(Work instructions): Reproduce every entry in the listing without alteration.

(Records):
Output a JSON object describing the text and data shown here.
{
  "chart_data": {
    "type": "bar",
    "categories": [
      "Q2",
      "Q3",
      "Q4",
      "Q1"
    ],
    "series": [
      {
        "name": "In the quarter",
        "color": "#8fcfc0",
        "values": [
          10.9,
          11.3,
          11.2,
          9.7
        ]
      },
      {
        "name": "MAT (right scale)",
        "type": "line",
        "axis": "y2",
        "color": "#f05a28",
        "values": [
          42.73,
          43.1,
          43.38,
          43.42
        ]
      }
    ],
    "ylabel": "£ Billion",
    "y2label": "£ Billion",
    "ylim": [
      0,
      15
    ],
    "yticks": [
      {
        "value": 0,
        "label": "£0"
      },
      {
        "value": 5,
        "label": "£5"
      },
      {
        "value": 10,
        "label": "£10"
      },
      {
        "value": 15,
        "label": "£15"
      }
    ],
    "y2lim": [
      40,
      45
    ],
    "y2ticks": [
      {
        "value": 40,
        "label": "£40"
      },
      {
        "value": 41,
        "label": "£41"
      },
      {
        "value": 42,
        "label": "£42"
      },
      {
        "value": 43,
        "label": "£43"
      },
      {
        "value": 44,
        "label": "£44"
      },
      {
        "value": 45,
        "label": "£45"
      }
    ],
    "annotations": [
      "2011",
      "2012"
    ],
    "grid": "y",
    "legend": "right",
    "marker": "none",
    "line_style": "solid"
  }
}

(Answer for this exercise):
Output a JSON object describing the text and data shown here.
{
  "chart_data": {
    "type": "bar",
    "categories": [
      "Q2",
      "Q3",
      "Q4",
      "Q1"
    ],
    "series": [
      {
        "name": "In the quarter",
        "color": "#8fcfc0",
        "values": [
          10.9,
          11.3,
          11.2,
          9.7
        ]
      },
      {
        "name": "MAT (right scale)",
        "type": "line",
        "axis": "y2",
        "color": "#f05a28",
        "values": [
          42.73,
          43.1,
          43.38,
          43.42
        ]
      }
    ],
    "ylabel": "£ Billion",
    "y2label": "£ Billion",
    "ylim": [
      0,
      15
    ],
    "yticks": [
      {
        "value": 0,
        "label": "£0"
      },
      {
        "value": 5,
        "label": "£5"
      },
      {
        "value": 10,
        "label": "£10"
      },
      {
        "value": 15,
        "label": "£15"
      }
    ],
    "y2lim": [
      40,
      45
    ],
    "y2ticks": [
      {
        "value": 40,
        "label": "£40"
      },
      {
        "value": 41,
        "label": "£41"
      },
      {
        "value": 42,
        "label": "£42"
      },
      {
        "value": 43,
        "label": "£43"
      },
      {
        "value": 44,
        "label": "£44"
      },
      {
        "value": 45,
        "label": "£45"
      }
    ],
    "annotations": [
      "2011",
      "2012"
    ],
    "grid": "y",
    "legend": "right",
    "marker": "none",
    "line_style": "solid"
  }
}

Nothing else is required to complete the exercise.